> _YOUR GOAL_: Reproduce each line bearing the word "screenshot".

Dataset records
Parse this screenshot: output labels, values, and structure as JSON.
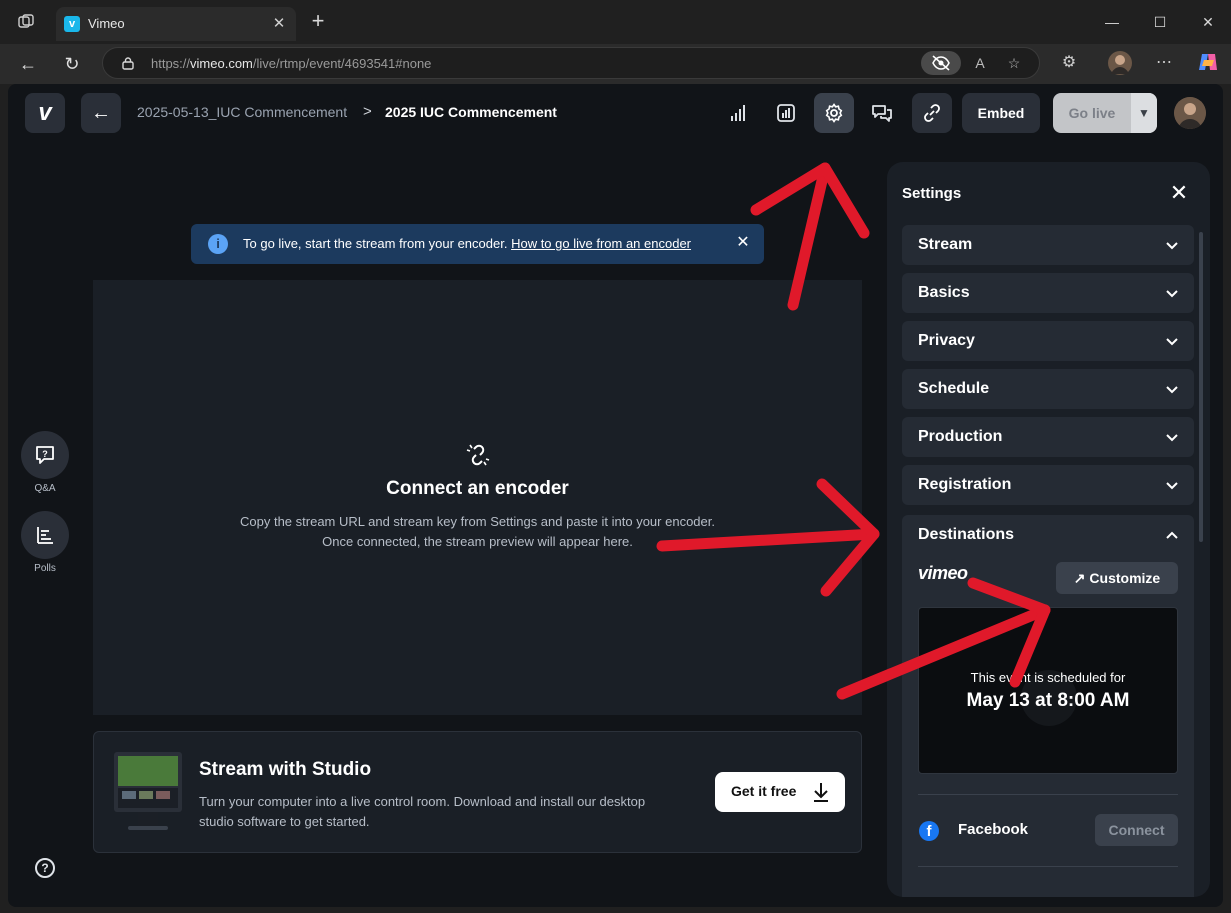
{
  "browser": {
    "tab_title": "Vimeo",
    "tab_favicon_letter": "v",
    "url_prefix": "https://",
    "url_host": "vimeo.com",
    "url_path": "/live/rtmp/event/4693541#none"
  },
  "header": {
    "logo_letter": "v",
    "breadcrumb_parent": "2025-05-13_IUC Commencement",
    "breadcrumb_separator": ">",
    "breadcrumb_current": "2025 IUC Commencement",
    "embed_label": "Embed",
    "golive_label": "Go live"
  },
  "banner": {
    "text": "To go live, start the stream from your encoder.",
    "link": "How to go live from an encoder"
  },
  "preview": {
    "title": "Connect an encoder",
    "line1": "Copy the stream URL and stream key from Settings and paste it into your encoder.",
    "line2": "Once connected, the stream preview will appear here."
  },
  "studio": {
    "title": "Stream with Studio",
    "desc_line1": "Turn your computer into a live control room. Download and install our desktop",
    "desc_line2": "studio software to get started.",
    "button_label": "Get it free"
  },
  "rail": {
    "qa_label": "Q&A",
    "polls_label": "Polls",
    "help_glyph": "?"
  },
  "settings": {
    "title": "Settings",
    "sections": [
      "Stream",
      "Basics",
      "Privacy",
      "Schedule",
      "Production",
      "Registration"
    ],
    "destinations_label": "Destinations",
    "vimeo_wordmark": "vimeo",
    "customize_label": "Customize",
    "schedule_small": "This event is scheduled for",
    "schedule_big": "May 13 at 8:00 AM",
    "facebook_label": "Facebook",
    "connect_label": "Connect"
  },
  "colors": {
    "app_bg": "#111418",
    "panel_bg": "#1a1f26",
    "accordion_bg": "#252b34",
    "banner_bg": "#1c3a5e",
    "annotation_arrow": "#e0192a",
    "facebook_blue": "#1877f2"
  }
}
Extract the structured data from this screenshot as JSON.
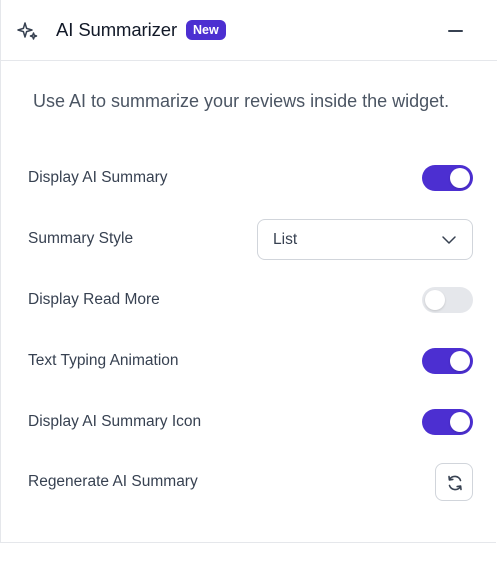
{
  "header": {
    "title": "AI Summarizer",
    "badge": "New",
    "icon": "sparkle-icon",
    "collapse_icon": "minus-icon"
  },
  "description": "Use AI to summarize your reviews inside the widget.",
  "settings": {
    "display_ai_summary": {
      "label": "Display AI Summary",
      "enabled": true
    },
    "summary_style": {
      "label": "Summary Style",
      "value": "List",
      "icon": "chevron-down-icon"
    },
    "display_read_more": {
      "label": "Display Read More",
      "enabled": false
    },
    "text_typing_animation": {
      "label": "Text Typing Animation",
      "enabled": true
    },
    "display_ai_summary_icon": {
      "label": "Display AI Summary Icon",
      "enabled": true
    },
    "regenerate_ai_summary": {
      "label": "Regenerate AI Summary",
      "icon": "refresh-icon"
    }
  },
  "colors": {
    "accent": "#4c2fd1",
    "toggle_off": "#e5e7eb",
    "border": "#e5e7eb"
  }
}
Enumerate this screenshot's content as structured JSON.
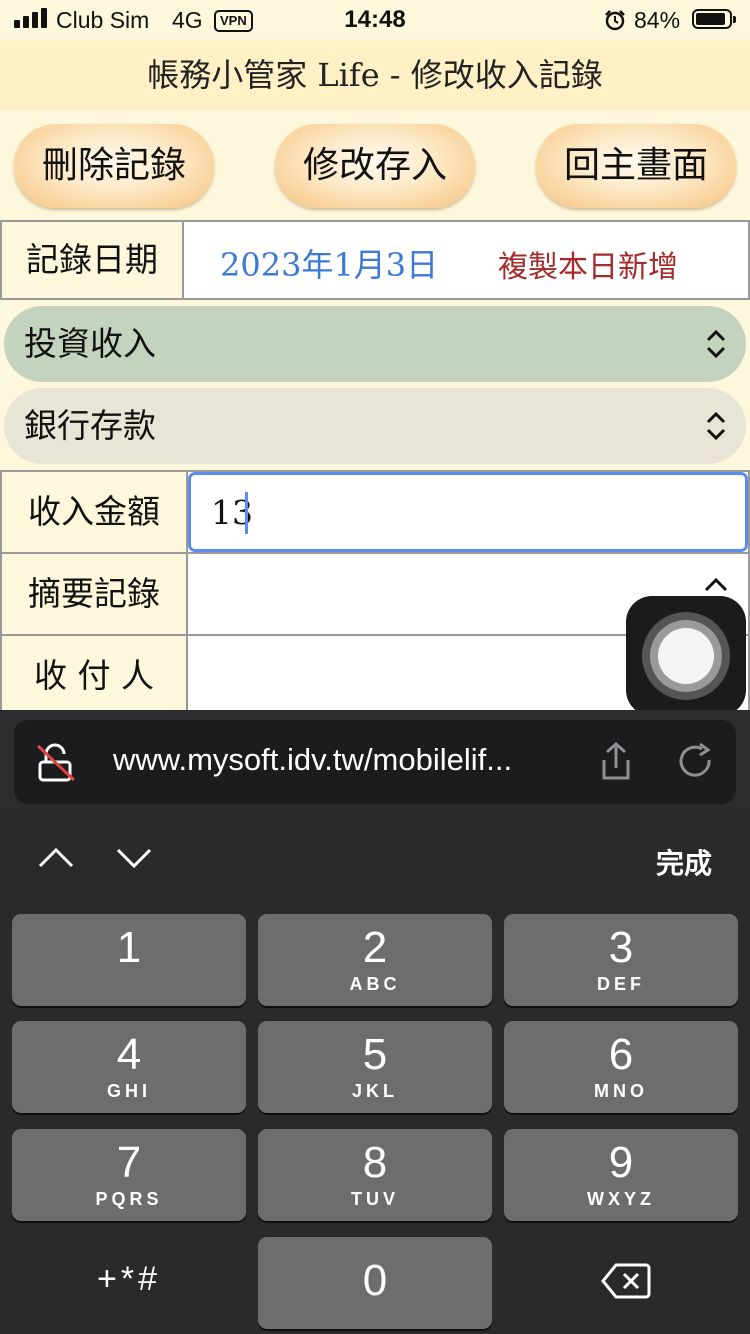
{
  "status": {
    "carrier": "Club Sim",
    "network": "4G",
    "vpn": "VPN",
    "time": "14:48",
    "battery": "84%"
  },
  "title": "帳務小管家 Life - 修改收入記錄",
  "buttons": {
    "delete": "刪除記錄",
    "save": "修改存入",
    "home": "回主畫面"
  },
  "date_row": {
    "label": "記錄日期",
    "value": "2023年1月3日",
    "copy": "複製本日新增"
  },
  "category_select": {
    "value": "投資收入"
  },
  "account_select": {
    "value": "銀行存款"
  },
  "amount_row": {
    "label": "收入金額",
    "value": "13"
  },
  "summary_row": {
    "label": "摘要記錄"
  },
  "payer_row": {
    "label": "收 付 人"
  },
  "browser": {
    "url": "www.mysoft.idv.tw/mobilelif..."
  },
  "keyboard": {
    "done": "完成",
    "keys": [
      {
        "num": "1",
        "letters": ""
      },
      {
        "num": "2",
        "letters": "ABC"
      },
      {
        "num": "3",
        "letters": "DEF"
      },
      {
        "num": "4",
        "letters": "GHI"
      },
      {
        "num": "5",
        "letters": "JKL"
      },
      {
        "num": "6",
        "letters": "MNO"
      },
      {
        "num": "7",
        "letters": "PQRS"
      },
      {
        "num": "8",
        "letters": "TUV"
      },
      {
        "num": "9",
        "letters": "WXYZ"
      },
      {
        "num": "0",
        "letters": ""
      }
    ],
    "symbols": "+*#"
  },
  "colors": {
    "category_bg": "#c3d3be",
    "account_bg": "#e9e5d6",
    "date_blue": "#3a7ad6",
    "copy_red": "#a52a2a",
    "focus": "#5b8cf0"
  }
}
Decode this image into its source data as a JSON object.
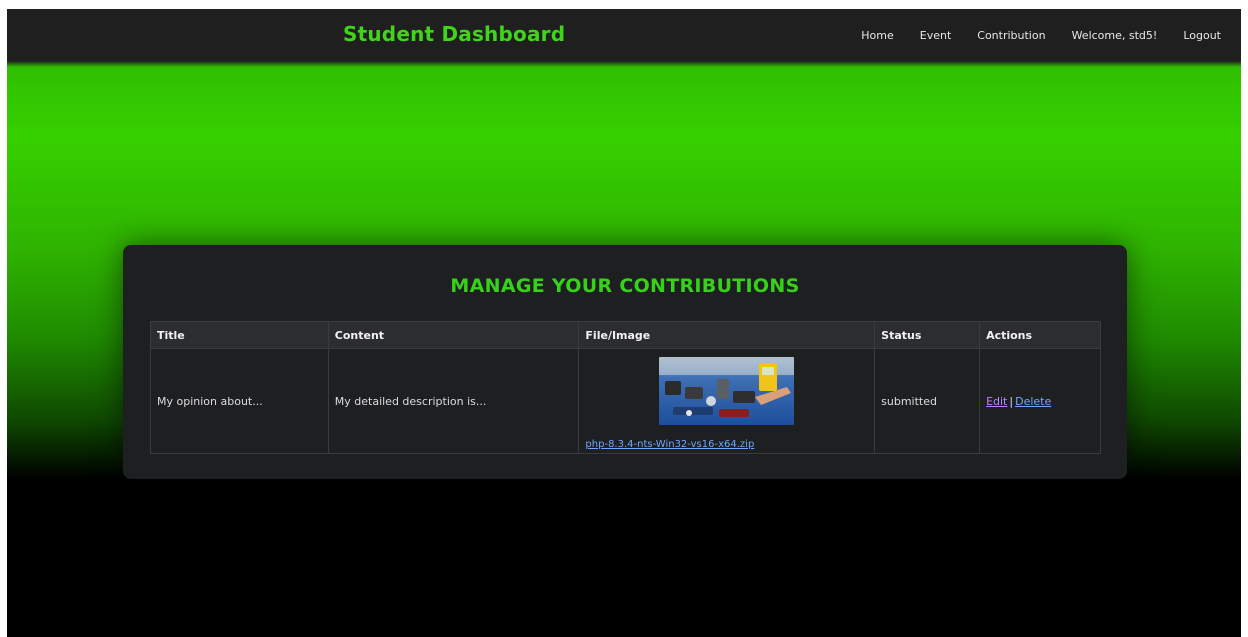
{
  "navbar": {
    "brand": "Student Dashboard",
    "links": {
      "home": "Home",
      "event": "Event",
      "contribution": "Contribution",
      "welcome": "Welcome, std5!",
      "logout": "Logout"
    }
  },
  "panel": {
    "title": "MANAGE YOUR CONTRIBUTIONS",
    "table": {
      "headers": {
        "title": "Title",
        "content": "Content",
        "file": "File/Image",
        "status": "Status",
        "actions": "Actions"
      },
      "rows": [
        {
          "title": "My opinion about...",
          "content": "My detailed description is...",
          "file_name": "php-8.3.4-nts-Win32-vs16-x64.zip",
          "status": "submitted",
          "edit": "Edit",
          "separator": "|",
          "delete": "Delete"
        }
      ]
    }
  },
  "colors": {
    "accent_green": "#36d21a",
    "link_blue": "#6fa8ff",
    "link_visited": "#c77bff",
    "navbar_bg": "#1f1f20",
    "panel_bg": "#1e1f21"
  }
}
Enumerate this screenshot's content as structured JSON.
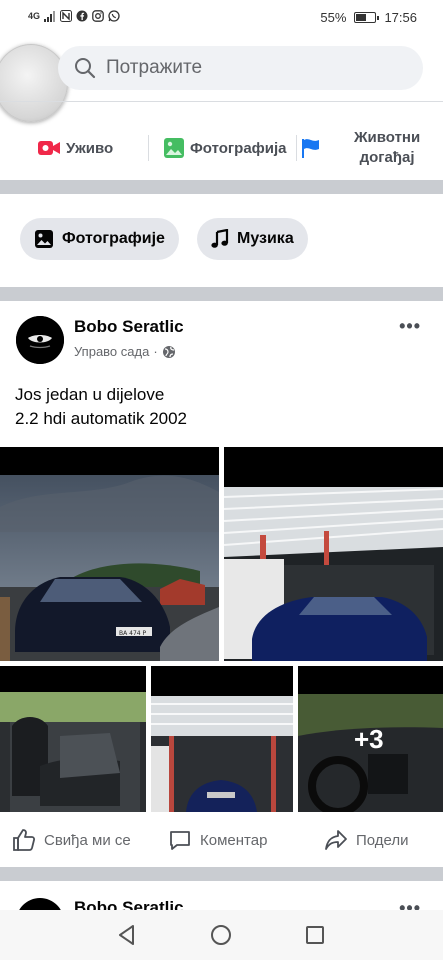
{
  "status_bar": {
    "network": "4G",
    "battery": "55%",
    "battery_level": 0.55,
    "time": "17:56"
  },
  "search": {
    "placeholder": "Потражите"
  },
  "actions": {
    "live": "Уживо",
    "photo": "Фотографија",
    "life_event_line1": "Животни",
    "life_event_line2": "догађај"
  },
  "chips": {
    "photos": "Фотографије",
    "music": "Музика"
  },
  "post": {
    "author": "Bobo Seratlic",
    "time": "Управо сада",
    "text_line1": "Jos jedan u dijelove",
    "text_line2": "2.2 hdi automatik 2002",
    "more_photos": "+3",
    "plate": "BA 474 P"
  },
  "reactions": {
    "like": "Свиђа ми се",
    "comment": "Коментар",
    "share": "Подели"
  },
  "next_post": {
    "author": "Bobo Seratlic"
  },
  "icons": {
    "search": "search-icon",
    "live": "live-video-icon",
    "photo": "photo-icon",
    "flag": "flag-icon",
    "music": "music-note-icon",
    "globe": "globe-icon",
    "like": "thumbs-up-icon",
    "comment": "comment-icon",
    "share": "share-icon"
  },
  "colors": {
    "live_red": "#f02849",
    "photo_green": "#45bd62",
    "flag_blue": "#1877f2",
    "separator_gray": "#c9ccd1"
  }
}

> _SOLUTION TO THE PROBLEM_:
Parse this screenshot: output labels, values, and structure as JSON.
Extract the structured data from this screenshot as JSON.
Enumerate this screenshot's content as structured JSON.
Enumerate this screenshot's content as structured JSON.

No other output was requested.